» TO DO
Repeat each entry in full, exactly.

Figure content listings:
------------------------

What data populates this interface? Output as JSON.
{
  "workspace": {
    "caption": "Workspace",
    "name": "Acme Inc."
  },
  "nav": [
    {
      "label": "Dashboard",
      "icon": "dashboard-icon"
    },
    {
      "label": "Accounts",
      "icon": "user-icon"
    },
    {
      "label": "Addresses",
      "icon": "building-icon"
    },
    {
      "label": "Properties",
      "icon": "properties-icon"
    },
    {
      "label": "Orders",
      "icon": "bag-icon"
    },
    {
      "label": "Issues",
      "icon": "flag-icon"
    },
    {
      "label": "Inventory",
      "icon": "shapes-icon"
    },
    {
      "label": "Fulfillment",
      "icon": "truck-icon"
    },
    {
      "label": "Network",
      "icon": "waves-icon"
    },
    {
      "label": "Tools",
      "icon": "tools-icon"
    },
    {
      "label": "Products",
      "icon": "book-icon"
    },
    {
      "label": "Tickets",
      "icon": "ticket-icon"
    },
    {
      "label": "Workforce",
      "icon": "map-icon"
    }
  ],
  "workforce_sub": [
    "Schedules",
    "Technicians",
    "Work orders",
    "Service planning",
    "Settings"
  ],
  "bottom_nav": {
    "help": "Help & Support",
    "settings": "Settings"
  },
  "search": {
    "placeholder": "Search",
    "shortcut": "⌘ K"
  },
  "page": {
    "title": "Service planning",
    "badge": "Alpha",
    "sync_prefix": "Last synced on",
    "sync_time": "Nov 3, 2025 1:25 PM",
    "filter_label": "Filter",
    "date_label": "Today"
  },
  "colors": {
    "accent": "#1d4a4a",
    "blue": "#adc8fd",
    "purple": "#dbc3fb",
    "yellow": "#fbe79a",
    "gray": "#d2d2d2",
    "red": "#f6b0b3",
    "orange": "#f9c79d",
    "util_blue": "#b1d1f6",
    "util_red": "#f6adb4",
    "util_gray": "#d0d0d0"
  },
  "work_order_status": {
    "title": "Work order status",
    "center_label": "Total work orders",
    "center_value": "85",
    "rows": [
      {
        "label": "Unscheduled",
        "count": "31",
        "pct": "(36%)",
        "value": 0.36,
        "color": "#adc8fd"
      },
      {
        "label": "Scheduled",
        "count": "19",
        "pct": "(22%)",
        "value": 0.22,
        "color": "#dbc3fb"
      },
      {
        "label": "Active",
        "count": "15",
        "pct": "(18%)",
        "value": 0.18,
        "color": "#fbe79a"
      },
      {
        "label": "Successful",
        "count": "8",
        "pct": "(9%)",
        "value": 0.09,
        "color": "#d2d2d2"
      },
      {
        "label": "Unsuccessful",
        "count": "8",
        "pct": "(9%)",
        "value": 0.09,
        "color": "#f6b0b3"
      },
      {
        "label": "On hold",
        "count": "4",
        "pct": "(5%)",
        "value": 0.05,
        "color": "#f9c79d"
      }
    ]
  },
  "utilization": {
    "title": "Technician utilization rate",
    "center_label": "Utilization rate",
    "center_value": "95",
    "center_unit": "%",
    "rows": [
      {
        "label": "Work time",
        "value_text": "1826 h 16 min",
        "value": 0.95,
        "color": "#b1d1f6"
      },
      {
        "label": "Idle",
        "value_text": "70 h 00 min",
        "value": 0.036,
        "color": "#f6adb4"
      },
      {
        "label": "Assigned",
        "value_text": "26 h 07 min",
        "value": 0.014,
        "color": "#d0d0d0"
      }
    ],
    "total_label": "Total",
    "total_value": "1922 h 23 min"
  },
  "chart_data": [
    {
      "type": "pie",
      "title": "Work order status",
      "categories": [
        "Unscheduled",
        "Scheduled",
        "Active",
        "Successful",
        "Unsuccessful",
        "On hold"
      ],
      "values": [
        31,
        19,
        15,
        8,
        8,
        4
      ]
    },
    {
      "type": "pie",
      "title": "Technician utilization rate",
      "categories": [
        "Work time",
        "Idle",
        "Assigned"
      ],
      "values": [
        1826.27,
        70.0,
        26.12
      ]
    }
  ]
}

------------------------

» SOLUTION FOR THIS PROBLEM
What data populates this interface? Output as JSON.
{
  "workspace": {
    "caption": "Workspace",
    "name": "Acme Inc."
  },
  "nav": [
    {
      "label": "Dashboard",
      "icon": "dashboard-icon"
    },
    {
      "label": "Accounts",
      "icon": "user-icon"
    },
    {
      "label": "Addresses",
      "icon": "building-icon"
    },
    {
      "label": "Properties",
      "icon": "properties-icon"
    },
    {
      "label": "Orders",
      "icon": "bag-icon"
    },
    {
      "label": "Issues",
      "icon": "flag-icon"
    },
    {
      "label": "Inventory",
      "icon": "shapes-icon"
    },
    {
      "label": "Fulfillment",
      "icon": "truck-icon"
    },
    {
      "label": "Network",
      "icon": "waves-icon"
    },
    {
      "label": "Tools",
      "icon": "tools-icon"
    },
    {
      "label": "Products",
      "icon": "book-icon"
    },
    {
      "label": "Tickets",
      "icon": "ticket-icon"
    },
    {
      "label": "Workforce",
      "icon": "map-icon"
    }
  ],
  "workforce_sub": [
    "Schedules",
    "Technicians",
    "Work orders",
    "Service planning",
    "Settings"
  ],
  "bottom_nav": {
    "help": "Help & Support",
    "settings": "Settings"
  },
  "search": {
    "placeholder": "Search",
    "shortcut": "⌘ K"
  },
  "page": {
    "title": "Service planning",
    "badge": "Alpha",
    "sync_prefix": "Last synced on",
    "sync_time": "Nov 3, 2025 1:25 PM",
    "filter_label": "Filter",
    "date_label": "Today"
  },
  "colors": {
    "accent": "#1d4a4a",
    "blue": "#adc8fd",
    "purple": "#dbc3fb",
    "yellow": "#fbe79a",
    "gray": "#d2d2d2",
    "red": "#f6b0b3",
    "orange": "#f9c79d",
    "util_blue": "#b1d1f6",
    "util_red": "#f6adb4",
    "util_gray": "#d0d0d0"
  },
  "work_order_status": {
    "title": "Work order status",
    "center_label": "Total work orders",
    "center_value": "85",
    "rows": [
      {
        "label": "Unscheduled",
        "count": "31",
        "pct": "(36%)",
        "value": 0.36,
        "color": "#adc8fd"
      },
      {
        "label": "Scheduled",
        "count": "19",
        "pct": "(22%)",
        "value": 0.22,
        "color": "#dbc3fb"
      },
      {
        "label": "Active",
        "count": "15",
        "pct": "(18%)",
        "value": 0.18,
        "color": "#fbe79a"
      },
      {
        "label": "Successful",
        "count": "8",
        "pct": "(9%)",
        "value": 0.09,
        "color": "#d2d2d2"
      },
      {
        "label": "Unsuccessful",
        "count": "8",
        "pct": "(9%)",
        "value": 0.09,
        "color": "#f6b0b3"
      },
      {
        "label": "On hold",
        "count": "4",
        "pct": "(5%)",
        "value": 0.05,
        "color": "#f9c79d"
      }
    ]
  },
  "utilization": {
    "title": "Technician utilization rate",
    "center_label": "Utilization rate",
    "center_value": "95",
    "center_unit": "%",
    "rows": [
      {
        "label": "Work time",
        "value_text": "1826 h 16 min",
        "value": 0.95,
        "color": "#b1d1f6"
      },
      {
        "label": "Idle",
        "value_text": "70 h 00 min",
        "value": 0.036,
        "color": "#f6adb4"
      },
      {
        "label": "Assigned",
        "value_text": "26 h 07 min",
        "value": 0.014,
        "color": "#d0d0d0"
      }
    ],
    "total_label": "Total",
    "total_value": "1922 h 23 min"
  },
  "chart_data": [
    {
      "type": "pie",
      "title": "Work order status",
      "categories": [
        "Unscheduled",
        "Scheduled",
        "Active",
        "Successful",
        "Unsuccessful",
        "On hold"
      ],
      "values": [
        31,
        19,
        15,
        8,
        8,
        4
      ]
    },
    {
      "type": "pie",
      "title": "Technician utilization rate",
      "categories": [
        "Work time",
        "Idle",
        "Assigned"
      ],
      "values": [
        1826.27,
        70.0,
        26.12
      ]
    }
  ]
}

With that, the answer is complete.